> **Your task**:
Exactly as written, please set down all of the entries again, with no pictures.

> **Data lines**:
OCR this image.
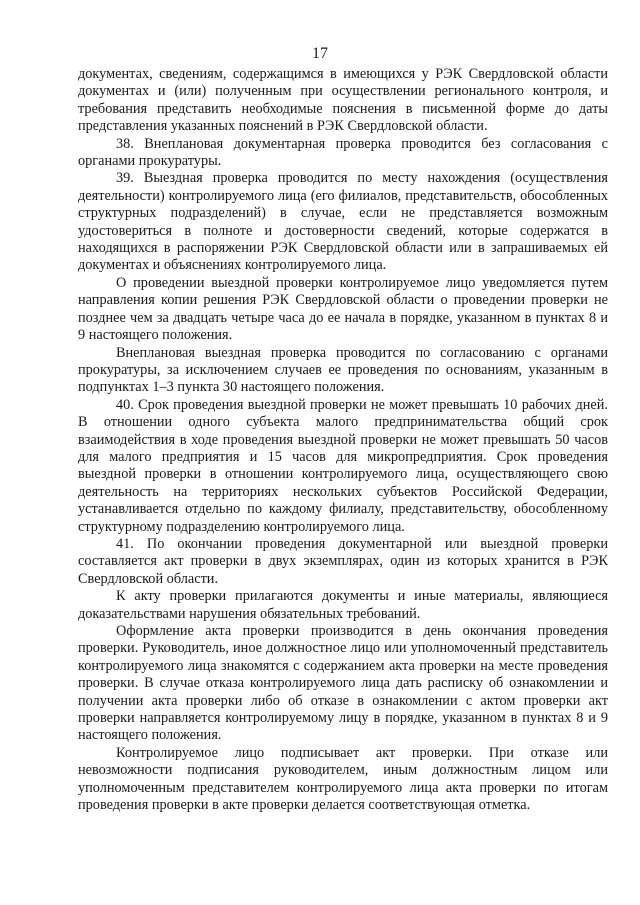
17

документах, сведениям, содержащимся в имеющихся у РЭК Свердловской области документах и (или) полученным при осуществлении регионального контроля, и требования представить необходимые пояснения в письменной форме до даты представления указанных пояснений в РЭК Свердловской области.

38. Внеплановая документарная проверка проводится без согласования с органами прокуратуры.

39. Выездная проверка проводится по месту нахождения (осуществления деятельности) контролируемого лица (его филиалов, представительств, обособленных структурных подразделений) в случае, если не представляется возможным удостовериться в полноте и достоверности сведений, которые содержатся в находящихся в распоряжении РЭК Свердловской области или в запрашиваемых ей документах и объяснениях контролируемого лица.

О проведении выездной проверки контролируемое лицо уведомляется путем направления копии решения РЭК Свердловской области о проведении проверки не позднее чем за двадцать четыре часа до ее начала в порядке, указанном в пунктах 8 и 9 настоящего положения.

Внеплановая выездная проверка проводится по согласованию с органами прокуратуры, за исключением случаев ее проведения по основаниям, указанным в подпунктах 1–3 пункта 30 настоящего положения.

40. Срок проведения выездной проверки не может превышать 10 рабочих дней. В отношении одного субъекта малого предпринимательства общий срок взаимодействия в ходе проведения выездной проверки не может превышать 50 часов для малого предприятия и 15 часов для микропредприятия. Срок проведения выездной проверки в отношении контролируемого лица, осуществляющего свою деятельность на территориях нескольких субъектов Российской Федерации, устанавливается отдельно по каждому филиалу, представительству, обособленному структурному подразделению контролируемого лица.

41. По окончании проведения документарной или выездной проверки составляется акт проверки в двух экземплярах, один из которых хранится в РЭК Свердловской области.

К акту проверки прилагаются документы и иные материалы, являющиеся доказательствами нарушения обязательных требований.

Оформление акта проверки производится в день окончания проведения проверки. Руководитель, иное должностное лицо или уполномоченный представитель контролируемого лица знакомятся с содержанием акта проверки на месте проведения проверки. В случае отказа контролируемого лица дать расписку об ознакомлении и получении акта проверки либо об отказе в ознакомлении с актом проверки акт проверки направляется контролируемому лицу в порядке, указанном в пунктах 8 и 9 настоящего положения.

Контролируемое лицо подписывает акт проверки. При отказе или невозможности подписания руководителем, иным должностным лицом или уполномоченным представителем контролируемого лица акта проверки по итогам проведения проверки в акте проверки делается соответствующая отметка.
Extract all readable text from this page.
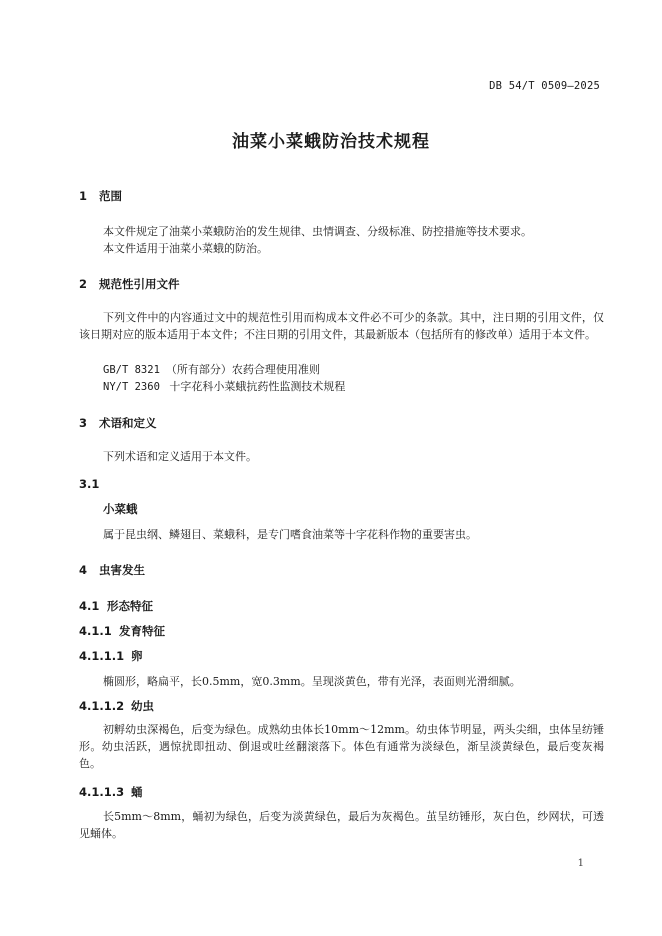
DB 54/T 0509—2025
油菜小菜蛾防治技术规程
1 范围
本文件规定了油菜小菜蛾防治的发生规律、虫情调查、分级标准、防控措施等技术要求。
本文件适用于油菜小菜蛾的防治。
2 规范性引用文件
下列文件中的内容通过文中的规范性引用而构成本文件必不可少的条款。其中，注日期的引用文件，仅该日期对应的版本适用于本文件；不注日期的引用文件，其最新版本（包括所有的修改单）适用于本文件。
GB/T 8321 （所有部分）农药合理使用准则
NY/T 2360 十字花科小菜蛾抗药性监测技术规程
3 术语和定义
下列术语和定义适用于本文件。
3.1
小菜蛾
属于昆虫纲、鳞翅目、菜蛾科，是专门嗜食油菜等十字花科作物的重要害虫。
4 虫害发生
4.1 形态特征
4.1.1 发育特征
4.1.1.1 卵
椭圆形，略扁平，长0.5mm，宽0.3mm。呈现淡黄色，带有光泽，表面则光滑细腻。
4.1.1.2 幼虫
初孵幼虫深褐色，后变为绿色。成熟幼虫体长10mm～12mm。幼虫体节明显，两头尖细，虫体呈纺锤形。幼虫活跃，遇惊扰即扭动、倒退或吐丝翻滚落下。体色有通常为淡绿色，渐呈淡黄绿色，最后变灰褐色。
4.1.1.3 蛹
长5mm～8mm，蛹初为绿色，后变为淡黄绿色，最后为灰褐色。茧呈纺锤形，灰白色，纱网状，可透见蛹体。
1
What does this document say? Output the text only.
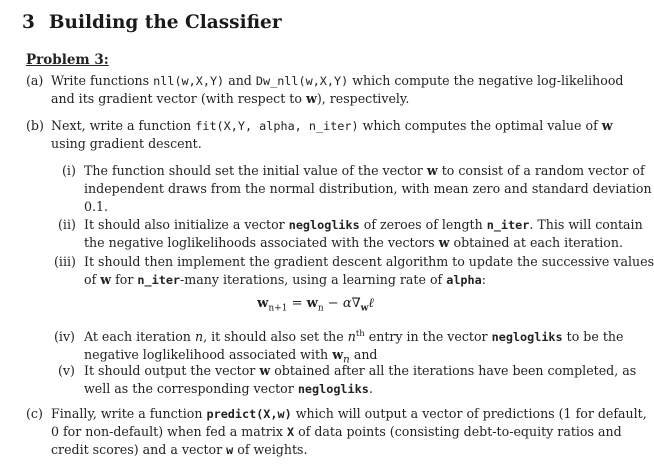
3 Building the Classifier
Problem 3:
(a) Write functions nll(w,X,Y) and Dw_nll(w,X,Y) which compute the negative log-likelihood
and its gradient vector (with respect to w), respectively.
(b) Next, write a function fit(X,Y, alpha, n_iter) which computes the optimal value of w
using gradient descent.
(i) The function should set the initial value of the vector w to consist of a random vector of
independent draws from the normal distribution, with mean zero and standard deviation
0.1.
(ii) It should also initialize a vector neglogliks of zeroes of length n_iter. This will contain
the negative loglikelihoods associated with the vectors w obtained at each iteration.
(iii) It should then implement the gradient descent algorithm to update the successive values
of w for n_iter-many iterations, using a learning rate of alpha:
$w_{n+1} = w_n$ − $\alpha\nabla_w\ell$
(iv) At each iteration n, it should also set the $n^{th}$ entry in the vector neglogliks to be the
negative loglikelihood associated with $w_n$ and
(v) It should output the vector w obtained after all the iterations have been completed, as
well as the corresponding vector neglogliks.
(c) Finally, write a function predict(X,w) which will output a vector of predictions (1 for default,
0 for non-default) when fed a matrix X of data points (consisting debt-to-equity ratios and
credit scores) and a vector w of weights.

> **The solution**:
OCR this image.
17

документах, сведениям, содержащимся в имеющихся у РЭК Свердловской области документах и (или) полученным при осуществлении регионального контроля, и требования представить необходимые пояснения в письменной форме до даты представления указанных пояснений в РЭК Свердловской области.

38. Внеплановая документарная проверка проводится без согласования с органами прокуратуры.

39. Выездная проверка проводится по месту нахождения (осуществления деятельности) контролируемого лица (его филиалов, представительств, обособленных структурных подразделений) в случае, если не представляется возможным удостовериться в полноте и достоверности сведений, которые содержатся в находящихся в распоряжении РЭК Свердловской области или в запрашиваемых ей документах и объяснениях контролируемого лица.

О проведении выездной проверки контролируемое лицо уведомляется путем направления копии решения РЭК Свердловской области о проведении проверки не позднее чем за двадцать четыре часа до ее начала в порядке, указанном в пунктах 8 и 9 настоящего положения.

Внеплановая выездная проверка проводится по согласованию с органами прокуратуры, за исключением случаев ее проведения по основаниям, указанным в подпунктах 1–3 пункта 30 настоящего положения.

40. Срок проведения выездной проверки не может превышать 10 рабочих дней. В отношении одного субъекта малого предпринимательства общий срок взаимодействия в ходе проведения выездной проверки не может превышать 50 часов для малого предприятия и 15 часов для микропредприятия. Срок проведения выездной проверки в отношении контролируемого лица, осуществляющего свою деятельность на территориях нескольких субъектов Российской Федерации, устанавливается отдельно по каждому филиалу, представительству, обособленному структурному подразделению контролируемого лица.

41. По окончании проведения документарной или выездной проверки составляется акт проверки в двух экземплярах, один из которых хранится в РЭК Свердловской области.

К акту проверки прилагаются документы и иные материалы, являющиеся доказательствами нарушения обязательных требований.

Оформление акта проверки производится в день окончания проведения проверки. Руководитель, иное должностное лицо или уполномоченный представитель контролируемого лица знакомятся с содержанием акта проверки на месте проведения проверки. В случае отказа контролируемого лица дать расписку об ознакомлении и получении акта проверки либо об отказе в ознакомлении с актом проверки акт проверки направляется контролируемому лицу в порядке, указанном в пунктах 8 и 9 настоящего положения.

Контролируемое лицо подписывает акт проверки. При отказе или невозможности подписания руководителем, иным должностным лицом или уполномоченным представителем контролируемого лица акта проверки по итогам проведения проверки в акте проверки делается соответствующая отметка.
Extract all readable text from this page.
DB 54/T 0509—2025
油菜小菜蛾防治技术规程
1 范围
本文件规定了油菜小菜蛾防治的发生规律、虫情调查、分级标准、防控措施等技术要求。
本文件适用于油菜小菜蛾的防治。
2 规范性引用文件
下列文件中的内容通过文中的规范性引用而构成本文件必不可少的条款。其中，注日期的引用文件，仅该日期对应的版本适用于本文件；不注日期的引用文件，其最新版本（包括所有的修改单）适用于本文件。
GB/T 8321 （所有部分）农药合理使用准则
NY/T 2360 十字花科小菜蛾抗药性监测技术规程
3 术语和定义
下列术语和定义适用于本文件。
3.1
小菜蛾
属于昆虫纲、鳞翅目、菜蛾科，是专门嗜食油菜等十字花科作物的重要害虫。
4 虫害发生
4.1 形态特征
4.1.1 发育特征
4.1.1.1 卵
椭圆形，略扁平，长0.5mm，宽0.3mm。呈现淡黄色，带有光泽，表面则光滑细腻。
4.1.1.2 幼虫
初孵幼虫深褐色，后变为绿色。成熟幼虫体长10mm～12mm。幼虫体节明显，两头尖细，虫体呈纺锤形。幼虫活跃，遇惊扰即扭动、倒退或吐丝翻滚落下。体色有通常为淡绿色，渐呈淡黄绿色，最后变灰褐色。
4.1.1.3 蛹
长5mm～8mm，蛹初为绿色，后变为淡黄绿色，最后为灰褐色。茧呈纺锤形，灰白色，纱网状，可透见蛹体。
1
What does this document say? Output the text only.
3 Building the Classifier
Problem 3:
(a) Write functions nll(w,X,Y) and Dw_nll(w,X,Y) which compute the negative log-likelihood
and its gradient vector (with respect to w), respectively.
(b) Next, write a function fit(X,Y, alpha, n_iter) which computes the optimal value of w
using gradient descent.
(i) The function should set the initial value of the vector w to consist of a random vector of
independent draws from the normal distribution, with mean zero and standard deviation
0.1.
(ii) It should also initialize a vector neglogliks of zeroes of length n_iter. This will contain
the negative loglikelihoods associated with the vectors w obtained at each iteration.
(iii) It should then implement the gradient descent algorithm to update the successive values
of w for n_iter-many iterations, using a learning rate of alpha:
$w_{n+1} = w_n$ − $\alpha\nabla_w\ell$
(iv) At each iteration n, it should also set the $n^{th}$ entry in the vector neglogliks to be the
negative loglikelihood associated with $w_n$ and
(v) It should output the vector w obtained after all the iterations have been completed, as
well as the corresponding vector neglogliks.
(c) Finally, write a function predict(X,w) which will output a vector of predictions (1 for default,
0 for non-default) when fed a matrix X of data points (consisting debt-to-equity ratios and
credit scores) and a vector w of weights.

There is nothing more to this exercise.